# [Direction]
Extract the full listing below without altering a single character.

Excerpts from a figure dataset
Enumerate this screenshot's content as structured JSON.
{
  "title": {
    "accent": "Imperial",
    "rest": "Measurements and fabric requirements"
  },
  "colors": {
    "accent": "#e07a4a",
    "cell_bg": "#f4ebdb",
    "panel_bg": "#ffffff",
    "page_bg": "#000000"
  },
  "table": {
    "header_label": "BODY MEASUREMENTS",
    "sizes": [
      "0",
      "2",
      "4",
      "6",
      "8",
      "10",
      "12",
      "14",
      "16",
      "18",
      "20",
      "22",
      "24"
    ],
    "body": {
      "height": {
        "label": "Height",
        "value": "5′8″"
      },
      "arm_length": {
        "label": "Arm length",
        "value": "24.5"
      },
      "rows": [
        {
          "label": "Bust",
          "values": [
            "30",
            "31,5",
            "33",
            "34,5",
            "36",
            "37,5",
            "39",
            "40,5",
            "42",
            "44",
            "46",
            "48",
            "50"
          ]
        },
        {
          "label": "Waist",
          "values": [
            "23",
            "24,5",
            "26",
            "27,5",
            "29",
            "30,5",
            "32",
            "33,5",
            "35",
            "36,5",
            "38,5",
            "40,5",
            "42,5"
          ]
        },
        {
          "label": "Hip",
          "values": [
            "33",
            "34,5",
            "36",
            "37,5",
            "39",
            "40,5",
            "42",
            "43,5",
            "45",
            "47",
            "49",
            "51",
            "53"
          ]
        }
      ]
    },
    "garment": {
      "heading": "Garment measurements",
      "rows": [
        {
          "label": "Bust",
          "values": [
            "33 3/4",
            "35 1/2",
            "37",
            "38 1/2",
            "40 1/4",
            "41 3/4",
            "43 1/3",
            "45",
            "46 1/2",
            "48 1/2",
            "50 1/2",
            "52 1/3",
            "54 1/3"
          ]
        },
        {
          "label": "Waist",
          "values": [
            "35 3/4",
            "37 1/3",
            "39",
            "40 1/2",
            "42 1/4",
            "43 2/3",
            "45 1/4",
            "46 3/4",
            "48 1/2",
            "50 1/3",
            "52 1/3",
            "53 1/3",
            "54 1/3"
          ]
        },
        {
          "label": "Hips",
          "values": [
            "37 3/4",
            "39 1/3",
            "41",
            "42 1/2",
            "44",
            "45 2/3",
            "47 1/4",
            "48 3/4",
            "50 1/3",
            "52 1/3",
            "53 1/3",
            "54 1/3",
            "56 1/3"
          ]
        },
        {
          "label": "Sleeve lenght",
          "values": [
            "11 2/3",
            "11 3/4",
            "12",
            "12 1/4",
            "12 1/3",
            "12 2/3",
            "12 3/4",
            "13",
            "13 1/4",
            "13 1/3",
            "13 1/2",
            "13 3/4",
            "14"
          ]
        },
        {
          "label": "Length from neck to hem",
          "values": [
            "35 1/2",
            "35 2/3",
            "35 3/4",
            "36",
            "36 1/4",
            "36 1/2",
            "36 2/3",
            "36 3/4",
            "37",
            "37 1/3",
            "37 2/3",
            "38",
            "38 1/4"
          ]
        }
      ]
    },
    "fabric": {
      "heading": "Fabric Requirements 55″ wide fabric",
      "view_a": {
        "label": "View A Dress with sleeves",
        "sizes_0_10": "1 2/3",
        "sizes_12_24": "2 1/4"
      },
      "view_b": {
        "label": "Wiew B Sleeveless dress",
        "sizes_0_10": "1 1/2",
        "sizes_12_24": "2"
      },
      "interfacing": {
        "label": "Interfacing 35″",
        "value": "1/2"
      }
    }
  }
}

# [Exercise output]
Enumerate this screenshot's content as structured JSON.
{
  "title": {
    "accent": "Imperial",
    "rest": "Measurements and fabric requirements"
  },
  "colors": {
    "accent": "#e07a4a",
    "cell_bg": "#f4ebdb",
    "panel_bg": "#ffffff",
    "page_bg": "#000000"
  },
  "table": {
    "header_label": "BODY MEASUREMENTS",
    "sizes": [
      "0",
      "2",
      "4",
      "6",
      "8",
      "10",
      "12",
      "14",
      "16",
      "18",
      "20",
      "22",
      "24"
    ],
    "body": {
      "height": {
        "label": "Height",
        "value": "5′8″"
      },
      "arm_length": {
        "label": "Arm length",
        "value": "24.5"
      },
      "rows": [
        {
          "label": "Bust",
          "values": [
            "30",
            "31,5",
            "33",
            "34,5",
            "36",
            "37,5",
            "39",
            "40,5",
            "42",
            "44",
            "46",
            "48",
            "50"
          ]
        },
        {
          "label": "Waist",
          "values": [
            "23",
            "24,5",
            "26",
            "27,5",
            "29",
            "30,5",
            "32",
            "33,5",
            "35",
            "36,5",
            "38,5",
            "40,5",
            "42,5"
          ]
        },
        {
          "label": "Hip",
          "values": [
            "33",
            "34,5",
            "36",
            "37,5",
            "39",
            "40,5",
            "42",
            "43,5",
            "45",
            "47",
            "49",
            "51",
            "53"
          ]
        }
      ]
    },
    "garment": {
      "heading": "Garment measurements",
      "rows": [
        {
          "label": "Bust",
          "values": [
            "33 3/4",
            "35 1/2",
            "37",
            "38 1/2",
            "40 1/4",
            "41 3/4",
            "43 1/3",
            "45",
            "46 1/2",
            "48 1/2",
            "50 1/2",
            "52 1/3",
            "54 1/3"
          ]
        },
        {
          "label": "Waist",
          "values": [
            "35 3/4",
            "37 1/3",
            "39",
            "40 1/2",
            "42 1/4",
            "43 2/3",
            "45 1/4",
            "46 3/4",
            "48 1/2",
            "50 1/3",
            "52 1/3",
            "53 1/3",
            "54 1/3"
          ]
        },
        {
          "label": "Hips",
          "values": [
            "37 3/4",
            "39 1/3",
            "41",
            "42 1/2",
            "44",
            "45 2/3",
            "47 1/4",
            "48 3/4",
            "50 1/3",
            "52 1/3",
            "53 1/3",
            "54 1/3",
            "56 1/3"
          ]
        },
        {
          "label": "Sleeve lenght",
          "values": [
            "11 2/3",
            "11 3/4",
            "12",
            "12 1/4",
            "12 1/3",
            "12 2/3",
            "12 3/4",
            "13",
            "13 1/4",
            "13 1/3",
            "13 1/2",
            "13 3/4",
            "14"
          ]
        },
        {
          "label": "Length from neck to hem",
          "values": [
            "35 1/2",
            "35 2/3",
            "35 3/4",
            "36",
            "36 1/4",
            "36 1/2",
            "36 2/3",
            "36 3/4",
            "37",
            "37 1/3",
            "37 2/3",
            "38",
            "38 1/4"
          ]
        }
      ]
    },
    "fabric": {
      "heading": "Fabric Requirements 55″ wide fabric",
      "view_a": {
        "label": "View A Dress with sleeves",
        "sizes_0_10": "1 2/3",
        "sizes_12_24": "2 1/4"
      },
      "view_b": {
        "label": "Wiew B Sleeveless dress",
        "sizes_0_10": "1 1/2",
        "sizes_12_24": "2"
      },
      "interfacing": {
        "label": "Interfacing 35″",
        "value": "1/2"
      }
    }
  }
}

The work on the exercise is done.